▶ _Entries provided_:
........

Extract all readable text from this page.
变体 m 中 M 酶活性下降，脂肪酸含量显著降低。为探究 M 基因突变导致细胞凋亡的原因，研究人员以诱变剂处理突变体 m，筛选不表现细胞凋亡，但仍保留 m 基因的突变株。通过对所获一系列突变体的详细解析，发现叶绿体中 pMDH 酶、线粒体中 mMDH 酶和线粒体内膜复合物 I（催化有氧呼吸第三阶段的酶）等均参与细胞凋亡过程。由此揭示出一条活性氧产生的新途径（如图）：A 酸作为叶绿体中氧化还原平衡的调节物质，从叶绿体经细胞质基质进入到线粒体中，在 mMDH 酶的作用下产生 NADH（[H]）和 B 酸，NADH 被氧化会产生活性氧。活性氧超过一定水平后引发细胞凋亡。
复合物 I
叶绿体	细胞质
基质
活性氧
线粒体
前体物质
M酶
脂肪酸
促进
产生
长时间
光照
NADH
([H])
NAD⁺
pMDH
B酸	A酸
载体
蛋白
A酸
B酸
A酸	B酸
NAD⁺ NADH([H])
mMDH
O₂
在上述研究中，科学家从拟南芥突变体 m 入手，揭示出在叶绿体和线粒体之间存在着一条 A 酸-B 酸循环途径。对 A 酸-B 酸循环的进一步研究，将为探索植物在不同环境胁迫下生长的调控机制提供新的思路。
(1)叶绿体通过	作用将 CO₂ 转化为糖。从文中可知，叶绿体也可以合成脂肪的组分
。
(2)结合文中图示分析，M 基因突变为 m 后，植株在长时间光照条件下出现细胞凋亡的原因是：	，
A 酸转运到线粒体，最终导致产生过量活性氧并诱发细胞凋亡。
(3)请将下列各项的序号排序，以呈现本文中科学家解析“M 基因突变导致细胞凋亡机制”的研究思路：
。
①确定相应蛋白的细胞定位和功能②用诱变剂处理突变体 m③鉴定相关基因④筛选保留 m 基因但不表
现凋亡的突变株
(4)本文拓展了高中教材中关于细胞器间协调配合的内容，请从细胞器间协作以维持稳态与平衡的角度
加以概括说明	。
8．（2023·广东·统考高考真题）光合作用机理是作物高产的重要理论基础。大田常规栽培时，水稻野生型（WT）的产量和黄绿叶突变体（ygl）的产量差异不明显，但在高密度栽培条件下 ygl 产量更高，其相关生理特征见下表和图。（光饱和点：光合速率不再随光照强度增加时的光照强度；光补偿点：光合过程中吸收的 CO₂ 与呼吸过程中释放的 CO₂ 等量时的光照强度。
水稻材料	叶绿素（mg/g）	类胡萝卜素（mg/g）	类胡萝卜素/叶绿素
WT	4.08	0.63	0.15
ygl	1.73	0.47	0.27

........

▶ _Given problem_: Copy each line of the listing that holds the word "NADH".

▶ _Complete answer_:
变体 m 中 M 酶活性下降，脂肪酸含量显著降低。为探究 M 基因突变导致细胞凋亡的原因，研究人员以诱变剂处理突变体 m，筛选不表现细胞凋亡，但仍保留 m 基因的突变株。通过对所获一系列突变体的详细解析，发现叶绿体中 pMDH 酶、线粒体中 mMDH 酶和线粒体内膜复合物 I（催化有氧呼吸第三阶段的酶）等均参与细胞凋亡过程。由此揭示出一条活性氧产生的新途径（如图）：A 酸作为叶绿体中氧化还原平衡的调节物质，从叶绿体经细胞质基质进入到线粒体中，在 mMDH 酶的作用下产生 NADH（[H]）和 B 酸，NADH 被氧化会产生活性氧。活性氧超过一定水平后引发细胞凋亡。
NADH
NAD⁺ NADH([H])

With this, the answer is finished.